GIVEN RECORDS.
········

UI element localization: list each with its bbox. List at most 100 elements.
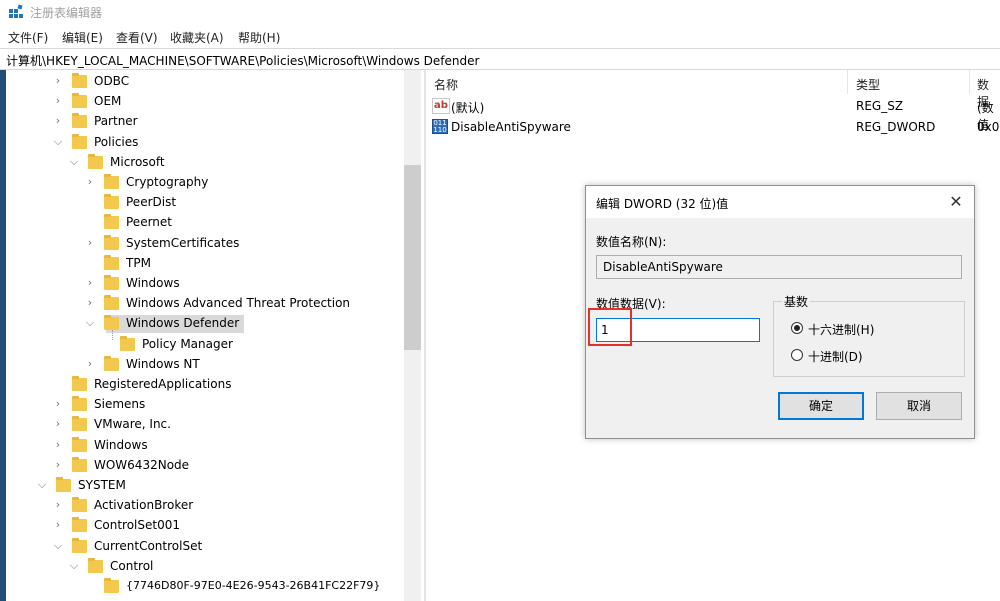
tree-item[interactable]: ⌵ Windows Defender — [6, 314, 404, 334]
hex-radio-label[interactable]: 十六进制(H) — [808, 321, 874, 338]
tree-item-label: PeerDist — [126, 195, 177, 210]
column-header-type[interactable]: 类型 — [856, 76, 880, 93]
tree-item-label: Partner — [94, 114, 138, 129]
tree-item[interactable]: › Cryptography — [6, 173, 404, 193]
tree-scrollbar-thumb[interactable] — [404, 165, 421, 350]
tree-item[interactable]: › ODBC — [6, 72, 404, 92]
dword-value-icon: 011 110 — [432, 119, 448, 134]
tree-item[interactable]: › Siemens — [6, 395, 404, 415]
folder-icon — [120, 335, 135, 351]
tree-item[interactable]: ⌵ Policies — [6, 133, 404, 153]
tree-item[interactable]: ⌵ CurrentControlSet — [6, 537, 404, 557]
chevron-right-icon[interactable]: › — [84, 297, 96, 309]
chevron-down-icon[interactable]: ⌵ — [52, 135, 64, 148]
chevron-right-icon[interactable]: › — [84, 236, 96, 249]
chevron-right-icon[interactable]: › — [52, 418, 64, 430]
base-groupbox — [773, 301, 965, 377]
tree-item-label: ActivationBroker — [94, 498, 194, 513]
column-separator[interactable] — [969, 70, 970, 94]
dec-radio[interactable] — [791, 349, 803, 361]
chevron-right-icon[interactable]: › — [84, 357, 96, 370]
tree-item-label: Cryptography — [126, 175, 209, 189]
value-data: 0x00 — [977, 120, 1000, 134]
chevron-down-icon[interactable]: ⌵ — [84, 317, 96, 329]
tree-item-label: Peernet — [126, 215, 172, 230]
folder-icon — [104, 214, 119, 230]
tree-item[interactable]: › ControlSet001 — [6, 516, 404, 536]
tree-item[interactable]: {7746D80F-97E0-4E26-9543-26B41FC22F79} — [6, 577, 404, 597]
tree-item[interactable]: › SystemCertificates — [6, 234, 404, 254]
chevron-right-icon[interactable]: › — [52, 499, 64, 511]
tree-item[interactable]: › Windows — [6, 274, 404, 294]
tree-item[interactable]: ⌵ Microsoft — [6, 153, 404, 173]
tree-item[interactable]: › Windows Advanced Threat Protection — [6, 294, 404, 314]
address-path[interactable]: 计算机\HKEY_LOCAL_MACHINE\SOFTWARE\Policies… — [6, 52, 479, 69]
menu-file[interactable]: 文件(F) — [8, 29, 48, 46]
folder-icon — [88, 557, 103, 573]
value-type: REG_DWORD — [856, 120, 936, 134]
chevron-down-icon[interactable]: ⌵ — [52, 539, 64, 552]
folder-icon — [104, 295, 119, 311]
tree-item-label: OEM — [94, 94, 122, 109]
tree-item[interactable]: › ActivationBroker — [6, 496, 404, 516]
tree-item[interactable]: › OEM — [6, 92, 404, 112]
cancel-button[interactable]: 取消 — [876, 392, 962, 420]
folder-icon — [104, 194, 119, 210]
value-type: REG_SZ — [856, 99, 904, 113]
tree-item[interactable]: › VMware, Inc. — [6, 415, 404, 435]
tree-item-label: WOW6432Node — [94, 457, 190, 472]
tree-item[interactable]: Policy Manager — [6, 335, 404, 355]
tree-item-label: Policies — [94, 134, 139, 149]
chevron-right-icon[interactable]: › — [52, 75, 64, 87]
address-bar[interactable]: 计算机\HKEY_LOCAL_MACHINE\SOFTWARE\Policies… — [0, 48, 1000, 70]
menu-edit[interactable]: 编辑(E) — [62, 29, 103, 46]
column-separator[interactable] — [847, 70, 848, 94]
hex-radio[interactable] — [791, 322, 803, 334]
tree-item-label: CurrentControlSet — [94, 538, 203, 553]
close-icon[interactable]: ✕ — [946, 192, 966, 212]
chevron-right-icon[interactable]: › — [52, 398, 64, 410]
menu-favorites[interactable]: 收藏夹(A) — [170, 29, 224, 46]
tree-item-label: RegisteredApplications — [94, 377, 232, 391]
tree-item[interactable]: PeerDist — [6, 193, 404, 213]
folder-icon — [88, 153, 103, 169]
chevron-down-icon[interactable]: ⌵ — [68, 155, 80, 168]
ok-button[interactable]: 确定 — [778, 392, 864, 420]
chevron-right-icon[interactable]: › — [52, 438, 64, 451]
chevron-right-icon[interactable]: › — [52, 115, 64, 127]
tree-item[interactable]: › Windows — [6, 436, 404, 456]
registry-tree[interactable]: › ODBC › OEM › Partner ⌵ Policies ⌵ Microsoft › Cry… — [6, 70, 404, 601]
chevron-right-icon[interactable]: › — [52, 519, 64, 531]
folder-icon — [104, 234, 119, 250]
chevron-right-icon[interactable]: › — [84, 277, 96, 289]
tree-item[interactable]: Peernet — [6, 213, 404, 233]
dec-radio-label[interactable]: 十进制(D) — [808, 348, 863, 365]
tree-item-label: Microsoft — [110, 154, 165, 169]
folder-icon — [72, 456, 87, 472]
tree-item[interactable]: RegisteredApplications — [6, 375, 404, 395]
menu-view[interactable]: 查看(V) — [116, 29, 158, 46]
tree-item[interactable]: TPM — [6, 254, 404, 274]
chevron-right-icon[interactable]: › — [84, 176, 96, 188]
column-header-name[interactable]: 名称 — [434, 76, 458, 93]
value-row[interactable]: 011110 DisableAntiSpyware REG_DWORD 0x00 — [426, 117, 1000, 137]
tree-item[interactable]: ⌵ SYSTEM — [6, 476, 404, 496]
tree-item-label: Windows Advanced Threat Protection — [126, 296, 351, 311]
value-row[interactable]: ab (默认) REG_SZ (数值 — [426, 96, 1000, 132]
tree-item-label: TPM — [126, 255, 151, 270]
chevron-down-icon[interactable]: ⌵ — [68, 559, 80, 572]
value-name: (默认) — [451, 101, 485, 115]
tree-item[interactable]: › Windows NT — [6, 355, 404, 375]
tree-connector-line — [112, 330, 113, 341]
tree-item[interactable]: › Partner — [6, 112, 404, 132]
chevron-down-icon[interactable]: ⌵ — [36, 479, 48, 491]
chevron-right-icon[interactable]: › — [52, 458, 64, 471]
chevron-right-icon[interactable]: › — [52, 95, 64, 107]
tree-item-label: Windows NT — [126, 356, 200, 371]
menu-help[interactable]: 帮助(H) — [238, 29, 280, 46]
tree-item-label: SystemCertificates — [126, 235, 240, 250]
tree-item[interactable]: ⌵ Control — [6, 557, 404, 577]
tree-item[interactable]: › WOW6432Node — [6, 456, 404, 476]
tree-item-label: ODBC — [94, 74, 130, 88]
dialog-title-bar: 编辑 DWORD (32 位)值 ✕ — [586, 186, 974, 218]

········

GIVEN INSTRUCTION. How many lines in the rows above contain the string "ODBC"? Case counts. Reply with the number alone.

COMPLETED EXERCISE. 3